> **Task requirements**
What is the number of lines containing the word "Constabulary"? Give that number alone.

================

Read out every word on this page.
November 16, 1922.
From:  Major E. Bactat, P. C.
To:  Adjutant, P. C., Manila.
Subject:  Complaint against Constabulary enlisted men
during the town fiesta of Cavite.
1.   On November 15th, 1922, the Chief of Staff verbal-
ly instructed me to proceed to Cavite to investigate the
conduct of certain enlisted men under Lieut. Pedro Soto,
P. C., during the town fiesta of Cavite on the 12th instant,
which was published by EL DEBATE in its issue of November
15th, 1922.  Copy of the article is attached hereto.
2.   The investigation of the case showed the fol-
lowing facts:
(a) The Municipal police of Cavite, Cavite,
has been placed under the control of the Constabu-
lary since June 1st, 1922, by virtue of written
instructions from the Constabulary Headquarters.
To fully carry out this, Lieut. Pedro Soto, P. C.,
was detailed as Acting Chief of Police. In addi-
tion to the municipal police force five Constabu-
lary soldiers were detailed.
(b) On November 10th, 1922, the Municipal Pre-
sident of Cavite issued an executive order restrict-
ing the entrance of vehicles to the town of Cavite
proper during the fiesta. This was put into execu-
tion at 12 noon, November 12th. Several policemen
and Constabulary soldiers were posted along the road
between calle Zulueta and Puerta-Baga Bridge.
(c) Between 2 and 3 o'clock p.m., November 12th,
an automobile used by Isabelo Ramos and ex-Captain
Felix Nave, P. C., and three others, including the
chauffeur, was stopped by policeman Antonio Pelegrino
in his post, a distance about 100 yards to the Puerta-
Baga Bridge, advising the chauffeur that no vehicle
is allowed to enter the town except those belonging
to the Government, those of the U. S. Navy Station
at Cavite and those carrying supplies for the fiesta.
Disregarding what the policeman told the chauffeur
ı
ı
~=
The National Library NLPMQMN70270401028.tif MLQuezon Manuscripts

================

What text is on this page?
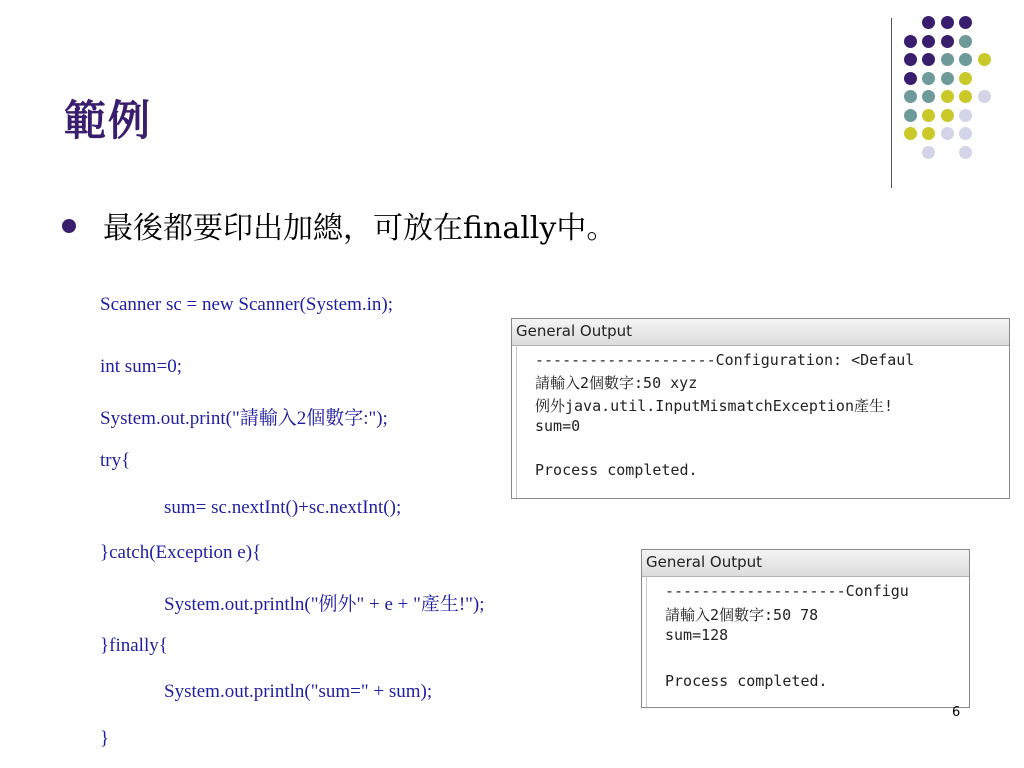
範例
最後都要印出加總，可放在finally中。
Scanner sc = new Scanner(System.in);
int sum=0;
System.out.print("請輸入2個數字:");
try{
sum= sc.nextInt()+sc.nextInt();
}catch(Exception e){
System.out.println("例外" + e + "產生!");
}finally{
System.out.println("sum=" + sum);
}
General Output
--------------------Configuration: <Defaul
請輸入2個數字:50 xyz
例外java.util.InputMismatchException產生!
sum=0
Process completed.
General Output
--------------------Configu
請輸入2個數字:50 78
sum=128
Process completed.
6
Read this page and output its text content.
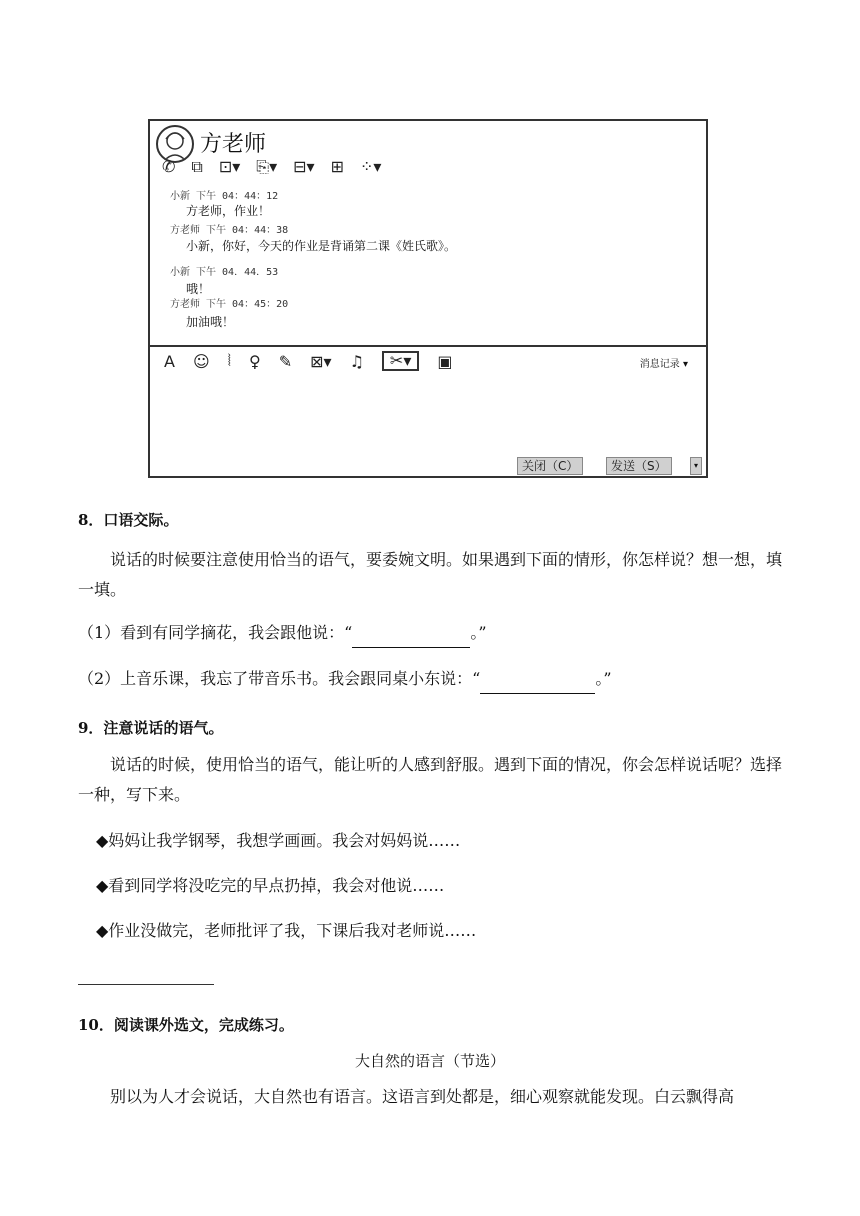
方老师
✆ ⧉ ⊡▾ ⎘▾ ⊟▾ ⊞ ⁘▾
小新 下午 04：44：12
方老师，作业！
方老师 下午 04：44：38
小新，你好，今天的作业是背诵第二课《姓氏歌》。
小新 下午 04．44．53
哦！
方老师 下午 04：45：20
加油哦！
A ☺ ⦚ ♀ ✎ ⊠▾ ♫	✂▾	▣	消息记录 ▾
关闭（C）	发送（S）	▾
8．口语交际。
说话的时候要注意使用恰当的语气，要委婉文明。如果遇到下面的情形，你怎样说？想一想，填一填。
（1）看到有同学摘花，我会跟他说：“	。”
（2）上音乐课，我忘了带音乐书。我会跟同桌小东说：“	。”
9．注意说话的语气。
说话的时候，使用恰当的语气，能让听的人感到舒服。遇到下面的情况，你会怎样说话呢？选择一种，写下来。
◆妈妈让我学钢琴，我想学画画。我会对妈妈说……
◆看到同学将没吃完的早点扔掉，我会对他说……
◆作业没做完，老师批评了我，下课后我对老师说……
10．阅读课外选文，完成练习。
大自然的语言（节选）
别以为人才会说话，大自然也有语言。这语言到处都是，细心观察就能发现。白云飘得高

================

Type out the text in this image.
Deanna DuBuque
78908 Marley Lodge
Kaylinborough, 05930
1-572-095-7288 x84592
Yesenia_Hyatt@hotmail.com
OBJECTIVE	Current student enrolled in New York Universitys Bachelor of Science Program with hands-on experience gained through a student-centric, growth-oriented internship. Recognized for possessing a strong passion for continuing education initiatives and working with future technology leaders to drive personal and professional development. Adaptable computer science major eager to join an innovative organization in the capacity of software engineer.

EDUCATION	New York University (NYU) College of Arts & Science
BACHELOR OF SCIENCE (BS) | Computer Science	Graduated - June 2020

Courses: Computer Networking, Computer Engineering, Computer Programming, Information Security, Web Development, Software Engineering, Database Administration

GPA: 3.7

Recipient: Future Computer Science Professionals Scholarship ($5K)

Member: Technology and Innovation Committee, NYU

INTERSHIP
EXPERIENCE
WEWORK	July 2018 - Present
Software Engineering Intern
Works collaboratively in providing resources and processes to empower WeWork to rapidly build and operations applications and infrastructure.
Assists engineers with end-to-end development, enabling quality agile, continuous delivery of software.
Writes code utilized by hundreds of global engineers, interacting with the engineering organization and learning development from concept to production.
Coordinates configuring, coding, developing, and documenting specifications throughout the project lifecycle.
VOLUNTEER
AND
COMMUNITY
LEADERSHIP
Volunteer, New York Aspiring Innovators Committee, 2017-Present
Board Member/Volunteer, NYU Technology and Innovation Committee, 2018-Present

================

> **Task solution**
3